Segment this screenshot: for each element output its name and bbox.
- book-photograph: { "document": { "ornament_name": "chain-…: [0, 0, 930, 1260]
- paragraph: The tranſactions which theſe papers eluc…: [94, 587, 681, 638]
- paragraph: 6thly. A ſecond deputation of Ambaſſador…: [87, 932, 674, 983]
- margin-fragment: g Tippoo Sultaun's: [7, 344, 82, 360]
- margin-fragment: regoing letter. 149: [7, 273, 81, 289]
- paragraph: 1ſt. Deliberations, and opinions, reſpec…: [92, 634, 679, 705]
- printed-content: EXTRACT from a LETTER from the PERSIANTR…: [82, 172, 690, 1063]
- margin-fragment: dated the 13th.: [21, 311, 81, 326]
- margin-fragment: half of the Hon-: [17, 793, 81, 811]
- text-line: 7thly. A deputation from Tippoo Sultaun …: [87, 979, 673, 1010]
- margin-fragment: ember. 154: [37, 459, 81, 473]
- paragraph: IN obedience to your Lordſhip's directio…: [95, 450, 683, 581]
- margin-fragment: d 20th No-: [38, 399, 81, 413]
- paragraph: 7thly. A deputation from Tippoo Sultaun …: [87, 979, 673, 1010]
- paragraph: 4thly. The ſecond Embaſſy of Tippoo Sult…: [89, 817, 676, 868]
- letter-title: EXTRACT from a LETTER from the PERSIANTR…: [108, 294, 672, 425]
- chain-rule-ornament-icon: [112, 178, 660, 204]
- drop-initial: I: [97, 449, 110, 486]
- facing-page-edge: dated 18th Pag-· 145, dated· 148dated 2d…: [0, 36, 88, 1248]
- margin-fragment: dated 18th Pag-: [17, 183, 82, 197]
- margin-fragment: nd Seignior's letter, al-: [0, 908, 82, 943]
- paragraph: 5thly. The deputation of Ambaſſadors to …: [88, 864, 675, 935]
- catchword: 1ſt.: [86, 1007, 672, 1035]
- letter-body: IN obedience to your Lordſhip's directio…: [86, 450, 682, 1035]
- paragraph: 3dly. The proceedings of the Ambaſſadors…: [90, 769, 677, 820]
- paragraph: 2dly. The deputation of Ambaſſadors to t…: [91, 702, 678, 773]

........

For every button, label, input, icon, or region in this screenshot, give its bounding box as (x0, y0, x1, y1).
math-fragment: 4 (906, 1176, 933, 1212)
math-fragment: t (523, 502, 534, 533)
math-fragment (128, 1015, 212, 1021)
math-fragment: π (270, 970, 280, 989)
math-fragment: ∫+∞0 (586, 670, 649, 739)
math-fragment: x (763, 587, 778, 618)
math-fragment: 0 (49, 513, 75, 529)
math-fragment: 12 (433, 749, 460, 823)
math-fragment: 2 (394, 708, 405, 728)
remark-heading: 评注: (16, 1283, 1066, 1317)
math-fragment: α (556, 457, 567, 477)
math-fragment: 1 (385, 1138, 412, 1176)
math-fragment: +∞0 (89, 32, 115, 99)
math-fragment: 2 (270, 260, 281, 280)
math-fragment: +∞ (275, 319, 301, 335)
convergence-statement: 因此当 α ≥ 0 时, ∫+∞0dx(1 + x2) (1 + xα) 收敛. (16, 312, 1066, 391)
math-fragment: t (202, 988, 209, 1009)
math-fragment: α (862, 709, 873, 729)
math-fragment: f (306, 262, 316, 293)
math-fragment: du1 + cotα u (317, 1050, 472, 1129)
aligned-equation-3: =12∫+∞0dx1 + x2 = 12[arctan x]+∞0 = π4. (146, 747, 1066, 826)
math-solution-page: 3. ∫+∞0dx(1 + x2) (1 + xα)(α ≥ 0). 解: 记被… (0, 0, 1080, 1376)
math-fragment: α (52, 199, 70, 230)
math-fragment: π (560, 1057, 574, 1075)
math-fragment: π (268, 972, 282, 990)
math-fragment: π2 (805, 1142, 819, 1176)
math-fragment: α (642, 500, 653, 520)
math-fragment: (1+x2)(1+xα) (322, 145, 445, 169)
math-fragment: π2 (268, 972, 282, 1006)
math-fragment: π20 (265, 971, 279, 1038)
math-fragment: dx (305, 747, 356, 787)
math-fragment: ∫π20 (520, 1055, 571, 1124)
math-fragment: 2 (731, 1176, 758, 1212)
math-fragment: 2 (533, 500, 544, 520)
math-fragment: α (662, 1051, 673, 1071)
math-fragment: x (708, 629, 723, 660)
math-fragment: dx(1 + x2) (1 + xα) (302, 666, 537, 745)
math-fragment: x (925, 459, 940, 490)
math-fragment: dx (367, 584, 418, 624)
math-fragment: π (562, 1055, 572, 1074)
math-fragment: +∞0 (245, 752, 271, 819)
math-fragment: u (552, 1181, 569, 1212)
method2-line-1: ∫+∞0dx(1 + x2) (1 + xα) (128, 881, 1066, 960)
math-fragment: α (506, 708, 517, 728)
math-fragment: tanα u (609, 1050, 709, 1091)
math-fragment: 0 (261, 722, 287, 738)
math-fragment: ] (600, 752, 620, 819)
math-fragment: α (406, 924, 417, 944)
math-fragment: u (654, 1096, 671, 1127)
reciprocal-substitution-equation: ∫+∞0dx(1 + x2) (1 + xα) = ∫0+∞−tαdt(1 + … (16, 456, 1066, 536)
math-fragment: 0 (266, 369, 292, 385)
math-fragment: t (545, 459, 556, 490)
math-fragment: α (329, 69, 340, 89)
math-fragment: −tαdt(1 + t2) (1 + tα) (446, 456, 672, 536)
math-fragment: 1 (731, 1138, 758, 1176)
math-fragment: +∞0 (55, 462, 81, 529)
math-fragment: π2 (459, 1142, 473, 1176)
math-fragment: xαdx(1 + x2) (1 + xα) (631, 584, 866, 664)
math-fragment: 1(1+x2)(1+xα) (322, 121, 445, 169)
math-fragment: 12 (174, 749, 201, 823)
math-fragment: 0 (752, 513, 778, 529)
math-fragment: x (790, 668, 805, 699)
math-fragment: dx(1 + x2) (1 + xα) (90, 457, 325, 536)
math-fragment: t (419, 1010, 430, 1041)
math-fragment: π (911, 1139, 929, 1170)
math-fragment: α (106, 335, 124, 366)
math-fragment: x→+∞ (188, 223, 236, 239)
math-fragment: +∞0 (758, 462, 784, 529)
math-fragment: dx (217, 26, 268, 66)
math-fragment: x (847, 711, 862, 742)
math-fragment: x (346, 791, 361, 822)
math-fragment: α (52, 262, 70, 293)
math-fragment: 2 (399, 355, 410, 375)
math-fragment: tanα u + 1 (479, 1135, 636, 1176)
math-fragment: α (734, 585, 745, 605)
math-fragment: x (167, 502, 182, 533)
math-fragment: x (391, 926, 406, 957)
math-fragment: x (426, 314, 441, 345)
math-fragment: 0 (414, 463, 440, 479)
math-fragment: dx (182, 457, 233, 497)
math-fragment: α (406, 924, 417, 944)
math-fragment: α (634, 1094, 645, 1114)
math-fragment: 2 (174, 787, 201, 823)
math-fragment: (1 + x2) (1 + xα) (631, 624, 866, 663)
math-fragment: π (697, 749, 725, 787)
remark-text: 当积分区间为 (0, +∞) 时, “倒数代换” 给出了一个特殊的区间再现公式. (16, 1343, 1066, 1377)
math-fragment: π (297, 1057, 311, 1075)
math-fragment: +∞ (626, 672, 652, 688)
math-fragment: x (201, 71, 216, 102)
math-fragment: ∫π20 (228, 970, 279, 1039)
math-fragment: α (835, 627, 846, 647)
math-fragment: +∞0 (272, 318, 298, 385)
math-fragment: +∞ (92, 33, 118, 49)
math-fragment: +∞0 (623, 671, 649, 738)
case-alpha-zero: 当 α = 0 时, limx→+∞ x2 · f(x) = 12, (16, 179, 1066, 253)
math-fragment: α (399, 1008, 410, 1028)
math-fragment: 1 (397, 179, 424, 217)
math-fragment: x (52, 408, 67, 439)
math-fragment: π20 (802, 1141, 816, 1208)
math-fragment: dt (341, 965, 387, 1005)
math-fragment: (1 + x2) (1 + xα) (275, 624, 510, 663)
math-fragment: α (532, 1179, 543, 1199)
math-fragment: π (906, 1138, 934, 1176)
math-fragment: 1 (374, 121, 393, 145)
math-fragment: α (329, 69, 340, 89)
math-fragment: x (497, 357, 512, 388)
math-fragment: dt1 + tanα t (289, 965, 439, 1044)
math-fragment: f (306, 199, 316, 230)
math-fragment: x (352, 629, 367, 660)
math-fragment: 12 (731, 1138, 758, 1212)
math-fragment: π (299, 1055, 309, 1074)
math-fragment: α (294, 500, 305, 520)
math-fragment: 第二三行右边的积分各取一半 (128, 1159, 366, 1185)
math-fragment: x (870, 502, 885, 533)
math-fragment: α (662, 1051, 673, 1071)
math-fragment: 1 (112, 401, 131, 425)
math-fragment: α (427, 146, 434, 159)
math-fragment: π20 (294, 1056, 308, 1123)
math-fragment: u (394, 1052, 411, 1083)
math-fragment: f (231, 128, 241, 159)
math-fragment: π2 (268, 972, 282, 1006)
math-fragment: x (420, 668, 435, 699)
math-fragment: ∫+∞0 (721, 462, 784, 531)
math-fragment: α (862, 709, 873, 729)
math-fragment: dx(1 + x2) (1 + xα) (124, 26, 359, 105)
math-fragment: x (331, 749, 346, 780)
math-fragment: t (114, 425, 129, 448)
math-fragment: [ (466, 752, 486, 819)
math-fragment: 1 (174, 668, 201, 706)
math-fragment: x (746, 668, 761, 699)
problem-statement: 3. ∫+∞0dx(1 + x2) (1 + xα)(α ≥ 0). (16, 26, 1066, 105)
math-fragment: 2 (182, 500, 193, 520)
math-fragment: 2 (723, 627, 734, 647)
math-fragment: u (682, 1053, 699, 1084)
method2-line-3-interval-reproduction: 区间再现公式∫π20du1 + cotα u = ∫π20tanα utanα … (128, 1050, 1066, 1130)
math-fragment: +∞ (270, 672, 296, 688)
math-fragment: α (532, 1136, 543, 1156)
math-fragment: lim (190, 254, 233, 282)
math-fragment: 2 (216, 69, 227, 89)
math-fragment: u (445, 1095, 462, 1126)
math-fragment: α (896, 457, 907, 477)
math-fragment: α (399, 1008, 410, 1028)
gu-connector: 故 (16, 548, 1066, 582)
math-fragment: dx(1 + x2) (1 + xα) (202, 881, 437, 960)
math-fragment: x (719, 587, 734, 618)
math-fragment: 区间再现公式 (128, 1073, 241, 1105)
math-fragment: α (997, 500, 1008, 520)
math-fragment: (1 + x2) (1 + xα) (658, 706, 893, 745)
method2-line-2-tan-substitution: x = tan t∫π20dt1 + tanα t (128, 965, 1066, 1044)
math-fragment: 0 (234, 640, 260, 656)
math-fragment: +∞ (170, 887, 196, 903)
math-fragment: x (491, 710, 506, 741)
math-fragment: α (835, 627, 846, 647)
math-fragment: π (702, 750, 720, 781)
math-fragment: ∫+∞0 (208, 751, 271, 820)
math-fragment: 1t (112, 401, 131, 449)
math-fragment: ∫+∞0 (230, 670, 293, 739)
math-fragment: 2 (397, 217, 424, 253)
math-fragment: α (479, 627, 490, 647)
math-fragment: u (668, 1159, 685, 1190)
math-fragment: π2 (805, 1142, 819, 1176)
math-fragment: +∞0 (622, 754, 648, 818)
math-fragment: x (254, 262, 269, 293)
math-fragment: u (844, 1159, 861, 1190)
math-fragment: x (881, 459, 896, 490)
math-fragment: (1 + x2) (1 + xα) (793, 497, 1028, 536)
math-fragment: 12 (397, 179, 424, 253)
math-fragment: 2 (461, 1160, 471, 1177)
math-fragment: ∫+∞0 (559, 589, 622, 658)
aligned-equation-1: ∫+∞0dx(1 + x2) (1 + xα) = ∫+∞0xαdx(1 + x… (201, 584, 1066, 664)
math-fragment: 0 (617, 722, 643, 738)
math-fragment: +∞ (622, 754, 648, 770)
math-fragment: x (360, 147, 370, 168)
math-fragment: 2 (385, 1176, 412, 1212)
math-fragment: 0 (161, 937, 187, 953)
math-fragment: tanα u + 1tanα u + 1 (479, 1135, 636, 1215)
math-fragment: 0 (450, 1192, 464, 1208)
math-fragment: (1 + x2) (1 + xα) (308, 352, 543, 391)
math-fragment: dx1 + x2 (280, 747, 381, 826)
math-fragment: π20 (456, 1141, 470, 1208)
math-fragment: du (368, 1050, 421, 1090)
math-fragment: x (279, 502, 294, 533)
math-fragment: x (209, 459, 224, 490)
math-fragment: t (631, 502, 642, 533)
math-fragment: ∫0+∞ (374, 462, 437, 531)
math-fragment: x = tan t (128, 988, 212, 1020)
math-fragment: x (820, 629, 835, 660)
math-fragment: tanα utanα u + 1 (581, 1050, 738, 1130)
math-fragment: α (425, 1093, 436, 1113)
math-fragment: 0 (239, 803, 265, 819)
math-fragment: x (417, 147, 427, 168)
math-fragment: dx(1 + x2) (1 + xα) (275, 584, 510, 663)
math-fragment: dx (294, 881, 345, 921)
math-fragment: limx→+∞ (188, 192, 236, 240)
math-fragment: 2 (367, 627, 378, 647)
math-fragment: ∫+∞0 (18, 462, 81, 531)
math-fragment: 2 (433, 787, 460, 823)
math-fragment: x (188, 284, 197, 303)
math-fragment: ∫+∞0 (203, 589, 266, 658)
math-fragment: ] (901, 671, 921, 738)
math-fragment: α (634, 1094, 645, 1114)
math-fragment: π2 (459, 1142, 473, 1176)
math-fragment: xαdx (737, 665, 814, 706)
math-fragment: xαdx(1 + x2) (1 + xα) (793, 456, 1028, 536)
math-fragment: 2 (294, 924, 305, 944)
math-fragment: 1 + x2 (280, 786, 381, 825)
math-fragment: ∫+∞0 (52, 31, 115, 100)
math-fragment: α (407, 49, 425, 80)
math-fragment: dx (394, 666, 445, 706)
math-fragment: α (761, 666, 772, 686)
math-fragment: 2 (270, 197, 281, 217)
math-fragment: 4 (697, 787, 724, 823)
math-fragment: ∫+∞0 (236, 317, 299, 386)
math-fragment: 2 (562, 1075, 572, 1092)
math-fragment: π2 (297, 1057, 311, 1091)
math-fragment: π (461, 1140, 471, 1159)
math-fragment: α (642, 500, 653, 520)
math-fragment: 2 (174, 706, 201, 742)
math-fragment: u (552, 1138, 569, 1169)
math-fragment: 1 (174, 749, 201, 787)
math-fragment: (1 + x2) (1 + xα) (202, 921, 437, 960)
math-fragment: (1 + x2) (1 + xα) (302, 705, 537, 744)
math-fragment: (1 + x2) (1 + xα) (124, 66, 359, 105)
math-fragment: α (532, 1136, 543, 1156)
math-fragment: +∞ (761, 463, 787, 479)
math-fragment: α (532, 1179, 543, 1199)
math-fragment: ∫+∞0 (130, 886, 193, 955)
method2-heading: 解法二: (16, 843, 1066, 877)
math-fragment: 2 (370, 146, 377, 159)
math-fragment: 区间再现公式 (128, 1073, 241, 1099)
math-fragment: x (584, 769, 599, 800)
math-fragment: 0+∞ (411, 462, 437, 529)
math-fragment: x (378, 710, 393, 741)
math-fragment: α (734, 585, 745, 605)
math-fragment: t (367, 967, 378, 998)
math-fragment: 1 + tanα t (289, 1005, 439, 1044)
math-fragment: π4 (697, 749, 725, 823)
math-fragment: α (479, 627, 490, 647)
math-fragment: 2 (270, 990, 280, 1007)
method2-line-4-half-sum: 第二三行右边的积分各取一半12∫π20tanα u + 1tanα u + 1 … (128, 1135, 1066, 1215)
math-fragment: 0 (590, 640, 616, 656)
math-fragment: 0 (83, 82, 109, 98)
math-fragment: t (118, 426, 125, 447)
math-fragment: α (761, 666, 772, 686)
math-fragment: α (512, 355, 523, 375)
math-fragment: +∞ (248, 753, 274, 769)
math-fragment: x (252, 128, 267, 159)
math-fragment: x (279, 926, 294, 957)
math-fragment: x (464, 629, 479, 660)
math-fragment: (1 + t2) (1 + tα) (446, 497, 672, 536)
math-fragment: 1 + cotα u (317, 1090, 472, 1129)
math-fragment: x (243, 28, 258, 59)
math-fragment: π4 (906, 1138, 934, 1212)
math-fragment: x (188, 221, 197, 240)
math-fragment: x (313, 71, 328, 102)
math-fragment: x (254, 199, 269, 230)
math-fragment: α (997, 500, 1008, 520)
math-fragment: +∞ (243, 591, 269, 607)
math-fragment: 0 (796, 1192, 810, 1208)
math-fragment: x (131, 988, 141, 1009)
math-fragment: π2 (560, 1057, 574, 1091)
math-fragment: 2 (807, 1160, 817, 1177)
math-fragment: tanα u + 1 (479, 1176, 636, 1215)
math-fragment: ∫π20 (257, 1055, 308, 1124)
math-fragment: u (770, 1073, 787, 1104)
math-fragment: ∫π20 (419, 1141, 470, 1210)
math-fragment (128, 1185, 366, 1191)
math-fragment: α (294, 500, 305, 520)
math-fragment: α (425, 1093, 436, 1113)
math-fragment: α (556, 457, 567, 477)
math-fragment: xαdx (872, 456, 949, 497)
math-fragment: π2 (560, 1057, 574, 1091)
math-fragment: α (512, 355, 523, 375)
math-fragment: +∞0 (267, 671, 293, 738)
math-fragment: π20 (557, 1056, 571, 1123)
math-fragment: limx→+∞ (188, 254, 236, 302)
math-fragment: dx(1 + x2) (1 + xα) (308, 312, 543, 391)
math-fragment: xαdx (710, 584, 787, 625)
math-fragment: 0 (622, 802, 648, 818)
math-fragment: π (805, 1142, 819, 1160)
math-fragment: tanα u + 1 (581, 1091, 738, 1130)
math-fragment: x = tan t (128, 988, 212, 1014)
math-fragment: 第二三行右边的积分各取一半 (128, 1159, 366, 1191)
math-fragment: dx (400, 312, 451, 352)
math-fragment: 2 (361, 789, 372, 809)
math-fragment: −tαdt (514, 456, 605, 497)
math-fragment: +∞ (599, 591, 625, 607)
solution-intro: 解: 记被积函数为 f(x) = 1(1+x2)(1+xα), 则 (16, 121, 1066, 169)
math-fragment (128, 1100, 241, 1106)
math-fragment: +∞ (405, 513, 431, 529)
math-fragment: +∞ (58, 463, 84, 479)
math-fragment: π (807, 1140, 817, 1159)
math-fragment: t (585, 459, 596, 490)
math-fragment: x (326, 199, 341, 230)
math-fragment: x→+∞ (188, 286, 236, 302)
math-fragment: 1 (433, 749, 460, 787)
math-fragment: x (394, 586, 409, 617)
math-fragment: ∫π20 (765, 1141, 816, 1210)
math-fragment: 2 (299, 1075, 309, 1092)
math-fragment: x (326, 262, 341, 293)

........

#### GOAL:
Repeat the material above word for word, from the line containing "Segment this screenshot: for" through the line containing "- margin-fragment: ember.", both included.

#### RESULT FOR THIS EXERCISE:
Segment this screenshot: for each element output its name and bbox.
- book-photograph: { "document": { "ornament_name": "chain-…: [0, 0, 930, 1260]
- paragraph: The tranſactions which theſe papers eluc…: [94, 587, 681, 638]
- paragraph: 6thly. A ſecond deputation of Ambaſſador…: [87, 932, 674, 983]
- margin-fragment: g Tippoo Sultaun's: [7, 344, 82, 360]
- margin-fragment: regoing letter. 149: [7, 273, 81, 289]
- paragraph: 1ſt. Deliberations, and opinions, reſpec…: [92, 634, 679, 705]
- printed-content: EXTRACT from a LETTER from the PERSIANTR…: [82, 172, 690, 1063]
- margin-fragment: dated the 13th.: [21, 311, 81, 326]
- margin-fragment: half of the Hon-: [17, 793, 81, 811]
- text-line: 7thly. A deputation from Tippoo Sultaun …: [87, 979, 673, 1010]
- margin-fragment: ember. 154: [37, 459, 81, 473]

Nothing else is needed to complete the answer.